═══ Data lines
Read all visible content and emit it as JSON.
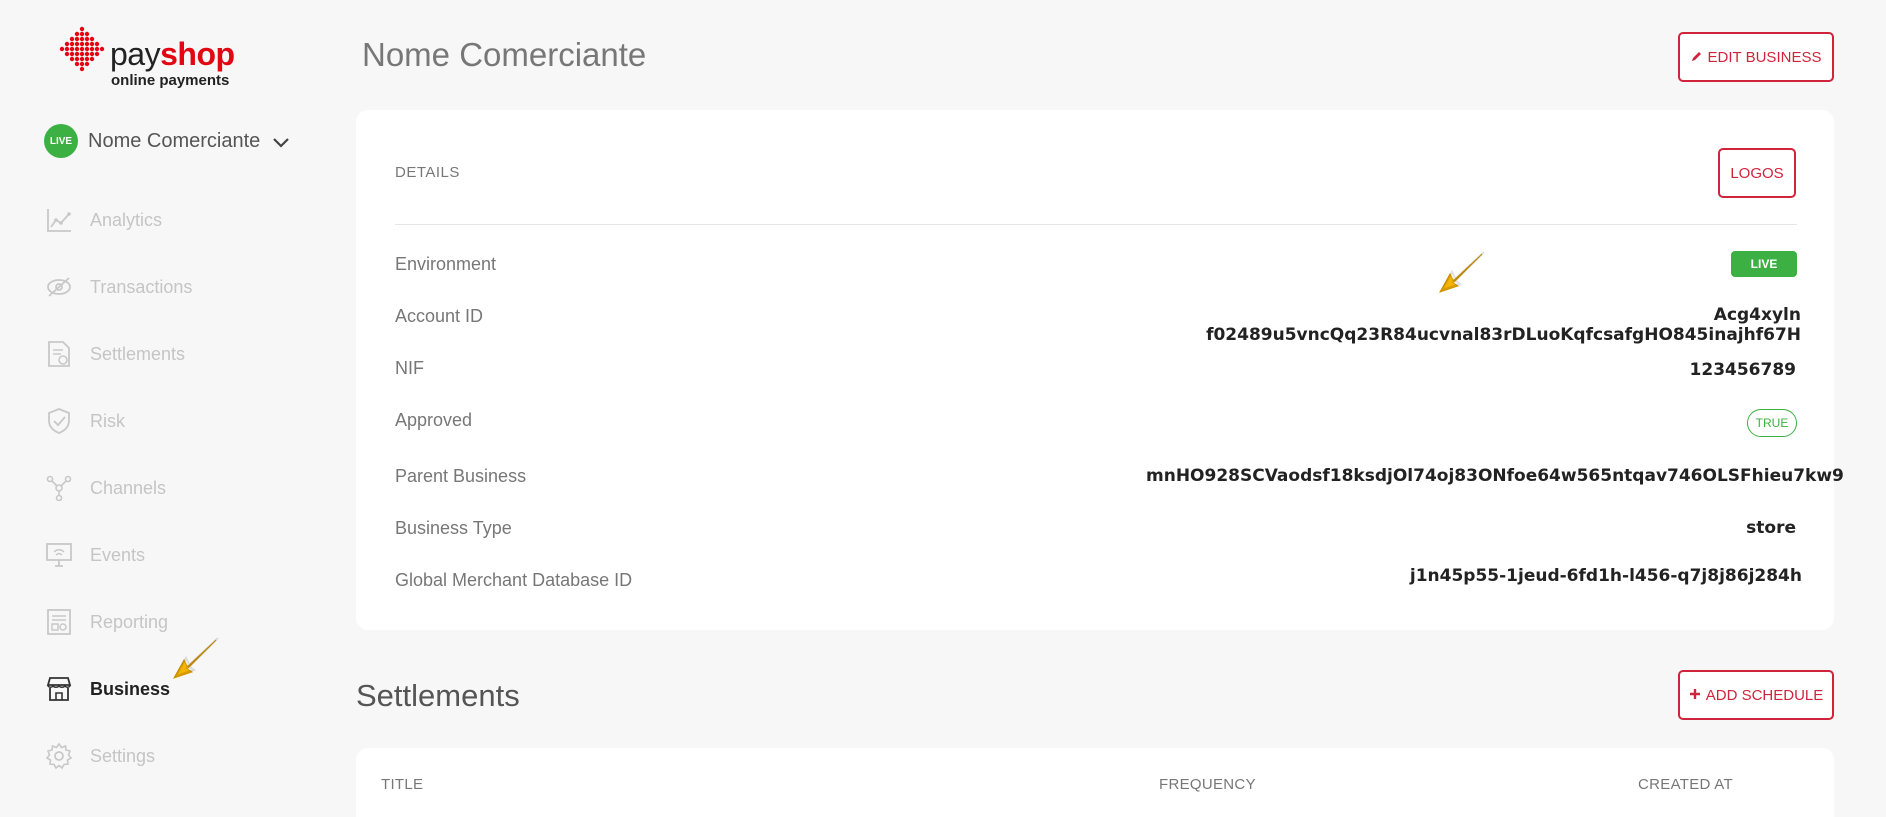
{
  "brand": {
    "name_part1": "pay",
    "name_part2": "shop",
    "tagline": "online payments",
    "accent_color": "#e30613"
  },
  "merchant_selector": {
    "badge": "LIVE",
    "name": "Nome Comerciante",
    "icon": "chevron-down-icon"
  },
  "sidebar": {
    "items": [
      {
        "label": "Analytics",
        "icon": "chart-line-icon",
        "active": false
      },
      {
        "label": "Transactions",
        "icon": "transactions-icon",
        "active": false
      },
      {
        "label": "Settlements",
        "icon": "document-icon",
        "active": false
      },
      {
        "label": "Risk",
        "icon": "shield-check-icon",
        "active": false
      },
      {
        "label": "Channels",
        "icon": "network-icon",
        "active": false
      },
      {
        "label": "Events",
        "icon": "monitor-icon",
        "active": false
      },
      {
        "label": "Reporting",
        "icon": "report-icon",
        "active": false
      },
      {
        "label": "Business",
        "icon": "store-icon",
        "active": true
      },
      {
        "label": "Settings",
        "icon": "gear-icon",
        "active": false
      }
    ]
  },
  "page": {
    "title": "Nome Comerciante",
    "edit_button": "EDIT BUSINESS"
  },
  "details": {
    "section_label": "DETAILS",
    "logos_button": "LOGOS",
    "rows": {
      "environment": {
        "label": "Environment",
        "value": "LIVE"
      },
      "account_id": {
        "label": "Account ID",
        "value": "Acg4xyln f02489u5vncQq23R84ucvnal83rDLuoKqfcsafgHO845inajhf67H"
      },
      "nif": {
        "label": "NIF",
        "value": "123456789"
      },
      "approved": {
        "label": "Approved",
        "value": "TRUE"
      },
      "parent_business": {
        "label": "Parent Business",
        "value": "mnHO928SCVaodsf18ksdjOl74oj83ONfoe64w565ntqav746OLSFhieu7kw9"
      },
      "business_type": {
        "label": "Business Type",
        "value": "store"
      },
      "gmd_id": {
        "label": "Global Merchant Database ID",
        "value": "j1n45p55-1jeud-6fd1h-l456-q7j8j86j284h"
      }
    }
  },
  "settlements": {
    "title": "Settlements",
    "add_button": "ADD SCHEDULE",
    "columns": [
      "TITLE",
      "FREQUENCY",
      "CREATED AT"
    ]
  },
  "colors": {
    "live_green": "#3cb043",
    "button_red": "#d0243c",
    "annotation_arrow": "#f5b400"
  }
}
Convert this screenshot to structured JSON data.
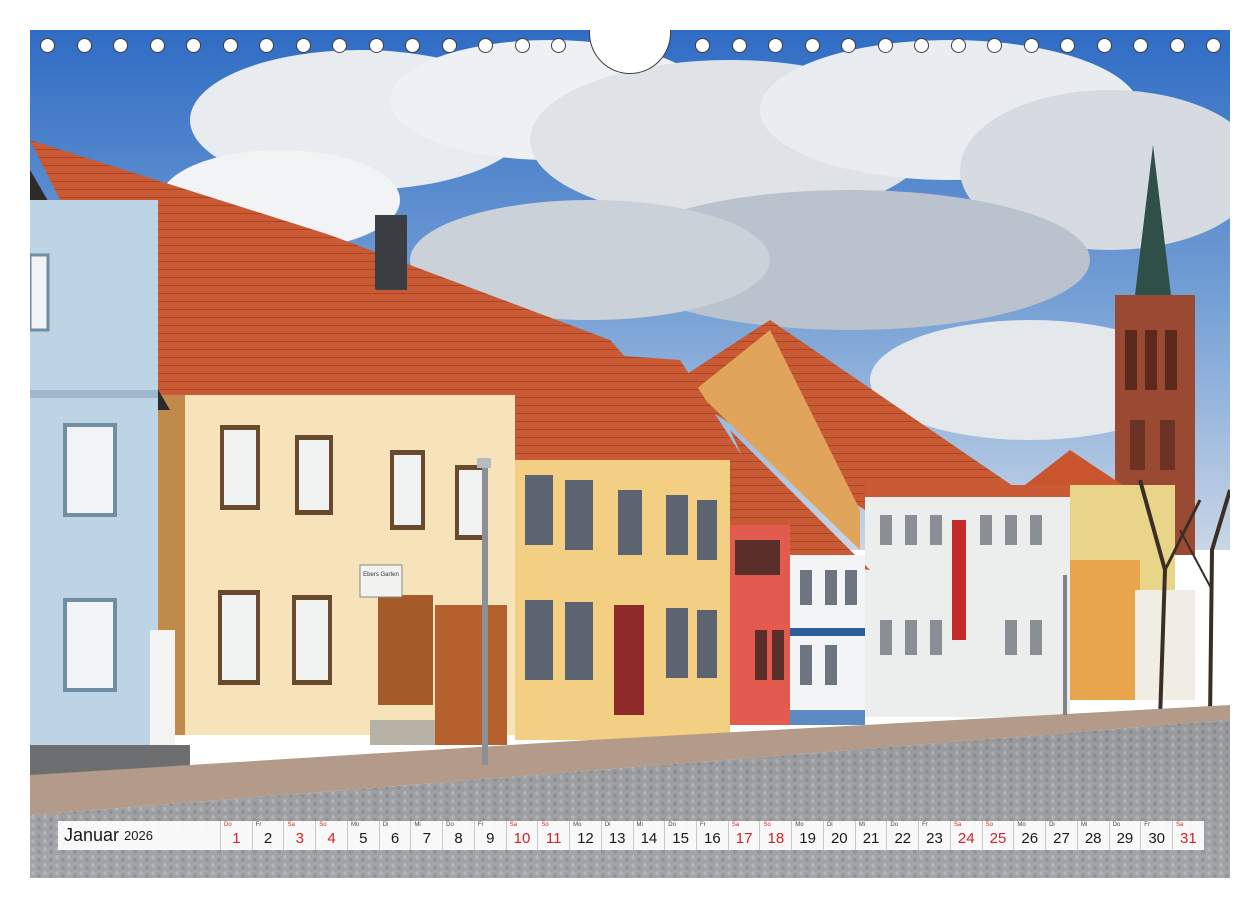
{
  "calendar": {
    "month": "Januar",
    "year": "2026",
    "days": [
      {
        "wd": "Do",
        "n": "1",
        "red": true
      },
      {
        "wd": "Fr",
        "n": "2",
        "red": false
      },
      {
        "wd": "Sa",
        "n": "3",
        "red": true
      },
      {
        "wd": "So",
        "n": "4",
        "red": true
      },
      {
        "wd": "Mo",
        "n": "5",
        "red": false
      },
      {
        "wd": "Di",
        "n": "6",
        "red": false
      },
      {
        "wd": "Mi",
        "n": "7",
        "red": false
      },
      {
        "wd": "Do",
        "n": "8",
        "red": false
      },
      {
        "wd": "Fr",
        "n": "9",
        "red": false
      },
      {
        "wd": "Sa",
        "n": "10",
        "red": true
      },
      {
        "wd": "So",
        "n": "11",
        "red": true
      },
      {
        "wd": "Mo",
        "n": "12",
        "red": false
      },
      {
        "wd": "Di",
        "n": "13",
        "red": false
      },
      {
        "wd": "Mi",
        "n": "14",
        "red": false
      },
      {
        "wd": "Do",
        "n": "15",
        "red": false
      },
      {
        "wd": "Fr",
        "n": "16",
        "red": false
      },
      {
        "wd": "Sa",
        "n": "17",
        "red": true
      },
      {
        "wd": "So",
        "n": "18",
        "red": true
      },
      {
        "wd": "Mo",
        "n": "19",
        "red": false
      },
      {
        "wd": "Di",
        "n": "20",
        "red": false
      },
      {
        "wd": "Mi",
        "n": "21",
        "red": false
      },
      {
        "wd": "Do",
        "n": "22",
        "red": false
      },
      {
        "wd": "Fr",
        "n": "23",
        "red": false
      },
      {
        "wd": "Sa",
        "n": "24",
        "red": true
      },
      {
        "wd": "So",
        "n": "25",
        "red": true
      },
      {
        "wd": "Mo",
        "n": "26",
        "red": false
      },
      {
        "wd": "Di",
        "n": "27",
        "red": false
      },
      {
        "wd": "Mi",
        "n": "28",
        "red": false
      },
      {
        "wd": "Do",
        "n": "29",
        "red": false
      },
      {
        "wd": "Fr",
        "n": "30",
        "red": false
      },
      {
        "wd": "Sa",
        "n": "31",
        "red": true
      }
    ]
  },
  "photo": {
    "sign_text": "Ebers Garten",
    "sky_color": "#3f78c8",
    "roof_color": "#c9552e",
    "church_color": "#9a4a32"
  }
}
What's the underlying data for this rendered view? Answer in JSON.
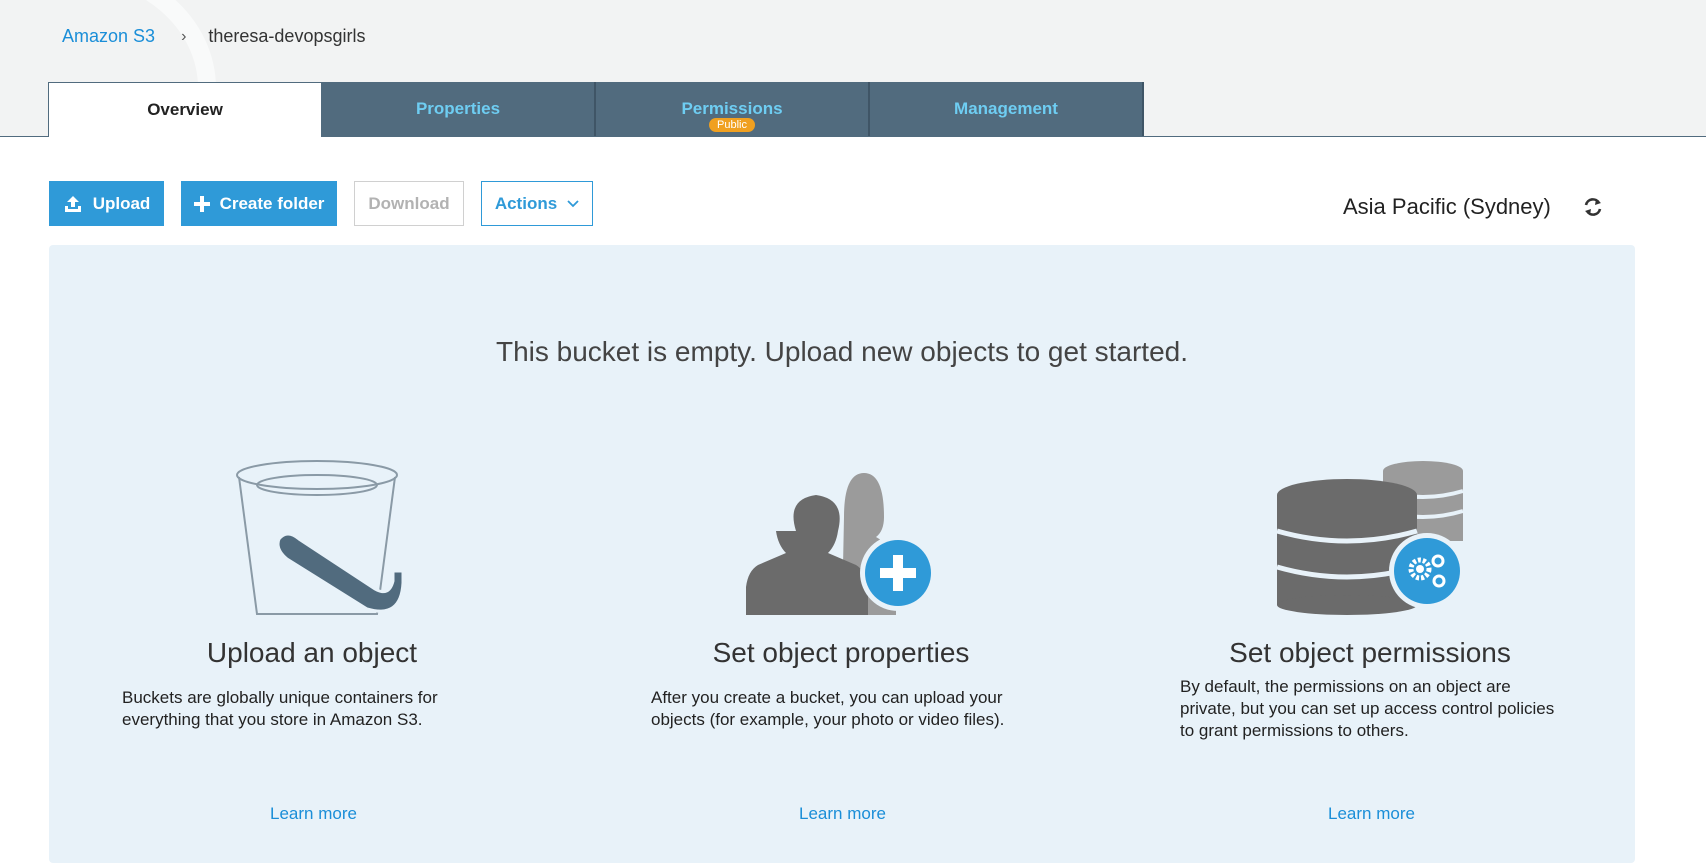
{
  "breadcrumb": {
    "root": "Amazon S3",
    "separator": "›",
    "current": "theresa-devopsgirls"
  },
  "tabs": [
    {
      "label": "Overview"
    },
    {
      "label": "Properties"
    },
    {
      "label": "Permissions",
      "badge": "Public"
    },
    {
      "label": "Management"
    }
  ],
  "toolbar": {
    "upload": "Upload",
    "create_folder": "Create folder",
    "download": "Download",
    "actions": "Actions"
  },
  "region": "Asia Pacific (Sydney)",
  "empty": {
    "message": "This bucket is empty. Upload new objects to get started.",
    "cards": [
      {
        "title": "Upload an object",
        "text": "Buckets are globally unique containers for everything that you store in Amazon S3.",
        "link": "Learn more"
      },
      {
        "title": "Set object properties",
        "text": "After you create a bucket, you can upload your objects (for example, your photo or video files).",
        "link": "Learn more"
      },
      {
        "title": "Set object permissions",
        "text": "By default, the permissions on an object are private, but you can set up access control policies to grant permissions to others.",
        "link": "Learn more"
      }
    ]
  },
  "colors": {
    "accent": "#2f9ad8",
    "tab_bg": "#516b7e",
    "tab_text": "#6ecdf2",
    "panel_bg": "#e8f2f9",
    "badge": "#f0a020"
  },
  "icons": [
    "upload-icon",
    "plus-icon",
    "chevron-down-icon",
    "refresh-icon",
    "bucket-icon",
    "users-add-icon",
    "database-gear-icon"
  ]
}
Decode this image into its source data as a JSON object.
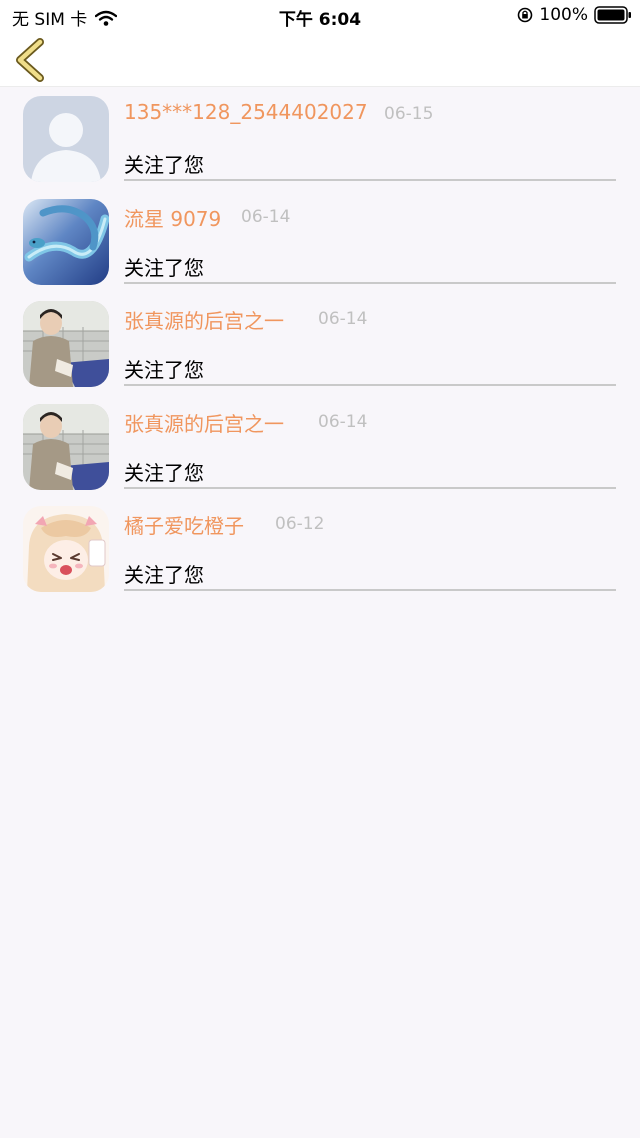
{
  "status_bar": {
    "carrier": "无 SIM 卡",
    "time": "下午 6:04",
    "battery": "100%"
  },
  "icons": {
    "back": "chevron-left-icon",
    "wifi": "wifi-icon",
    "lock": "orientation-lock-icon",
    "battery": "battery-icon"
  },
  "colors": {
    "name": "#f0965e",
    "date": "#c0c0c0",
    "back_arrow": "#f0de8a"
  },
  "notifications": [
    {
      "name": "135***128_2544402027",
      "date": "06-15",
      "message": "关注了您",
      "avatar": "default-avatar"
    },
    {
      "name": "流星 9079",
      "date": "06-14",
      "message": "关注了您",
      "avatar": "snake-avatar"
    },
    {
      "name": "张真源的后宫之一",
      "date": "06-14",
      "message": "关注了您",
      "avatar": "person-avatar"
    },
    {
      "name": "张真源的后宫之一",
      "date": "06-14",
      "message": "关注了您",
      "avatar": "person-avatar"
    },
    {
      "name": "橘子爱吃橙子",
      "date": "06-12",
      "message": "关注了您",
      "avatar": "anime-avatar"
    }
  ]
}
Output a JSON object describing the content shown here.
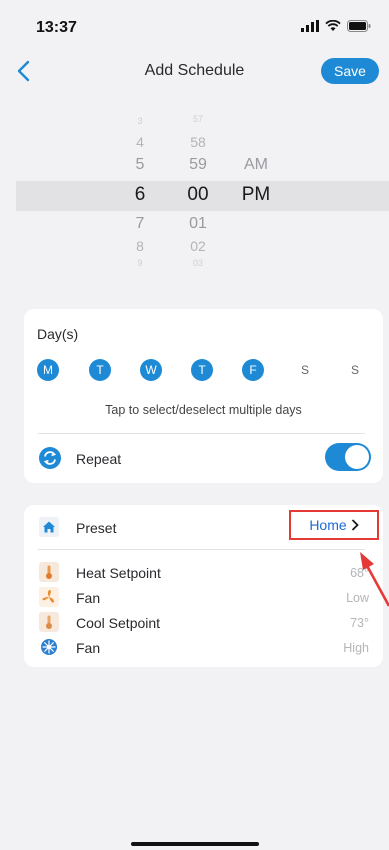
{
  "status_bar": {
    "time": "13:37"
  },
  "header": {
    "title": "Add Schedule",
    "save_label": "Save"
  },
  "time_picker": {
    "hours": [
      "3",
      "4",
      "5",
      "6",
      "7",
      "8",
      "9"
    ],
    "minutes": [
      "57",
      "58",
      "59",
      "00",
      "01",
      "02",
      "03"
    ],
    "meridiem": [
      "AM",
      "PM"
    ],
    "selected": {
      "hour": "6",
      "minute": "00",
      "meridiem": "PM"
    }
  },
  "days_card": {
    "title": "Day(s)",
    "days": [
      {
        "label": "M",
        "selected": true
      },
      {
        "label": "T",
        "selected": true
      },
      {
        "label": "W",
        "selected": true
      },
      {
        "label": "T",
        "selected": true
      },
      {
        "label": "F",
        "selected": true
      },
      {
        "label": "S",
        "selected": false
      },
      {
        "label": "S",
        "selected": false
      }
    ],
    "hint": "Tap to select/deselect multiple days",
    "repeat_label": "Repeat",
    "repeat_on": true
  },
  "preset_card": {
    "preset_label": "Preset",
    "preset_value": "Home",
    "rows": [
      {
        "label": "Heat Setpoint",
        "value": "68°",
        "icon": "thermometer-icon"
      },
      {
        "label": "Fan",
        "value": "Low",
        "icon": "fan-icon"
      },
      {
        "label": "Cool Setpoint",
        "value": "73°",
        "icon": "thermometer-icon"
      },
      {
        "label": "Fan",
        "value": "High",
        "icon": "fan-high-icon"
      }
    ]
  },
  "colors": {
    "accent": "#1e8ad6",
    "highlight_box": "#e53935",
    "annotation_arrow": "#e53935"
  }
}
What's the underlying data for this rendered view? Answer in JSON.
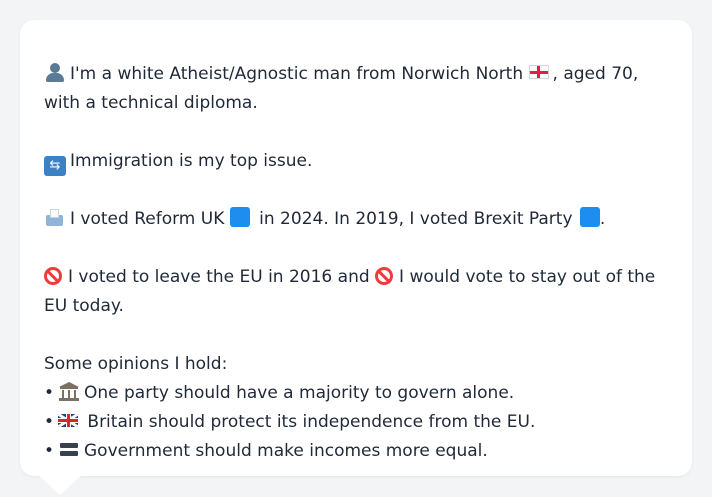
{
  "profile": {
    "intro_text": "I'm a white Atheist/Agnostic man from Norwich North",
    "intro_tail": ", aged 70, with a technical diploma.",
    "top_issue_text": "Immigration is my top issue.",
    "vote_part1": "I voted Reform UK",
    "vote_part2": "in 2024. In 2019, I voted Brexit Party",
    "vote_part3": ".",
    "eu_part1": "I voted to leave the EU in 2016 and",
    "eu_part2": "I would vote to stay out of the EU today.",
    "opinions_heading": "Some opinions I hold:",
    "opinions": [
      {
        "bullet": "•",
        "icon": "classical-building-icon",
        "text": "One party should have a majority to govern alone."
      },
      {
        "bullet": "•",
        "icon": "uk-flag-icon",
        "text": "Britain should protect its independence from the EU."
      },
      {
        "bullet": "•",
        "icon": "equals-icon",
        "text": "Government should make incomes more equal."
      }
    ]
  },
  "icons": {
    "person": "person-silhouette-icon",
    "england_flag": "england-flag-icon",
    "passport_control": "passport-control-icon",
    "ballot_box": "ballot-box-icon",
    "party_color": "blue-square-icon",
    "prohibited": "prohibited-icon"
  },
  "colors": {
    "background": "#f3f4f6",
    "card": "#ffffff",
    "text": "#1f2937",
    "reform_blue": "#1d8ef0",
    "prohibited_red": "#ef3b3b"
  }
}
══════
> Task prompt
Which lines contain the word "Amazon"? Return each of them.

> Response to this task
    "root": "Amazon S3",
        "text": "Buckets are globally unique containers for everything that you store in Amazon S3.",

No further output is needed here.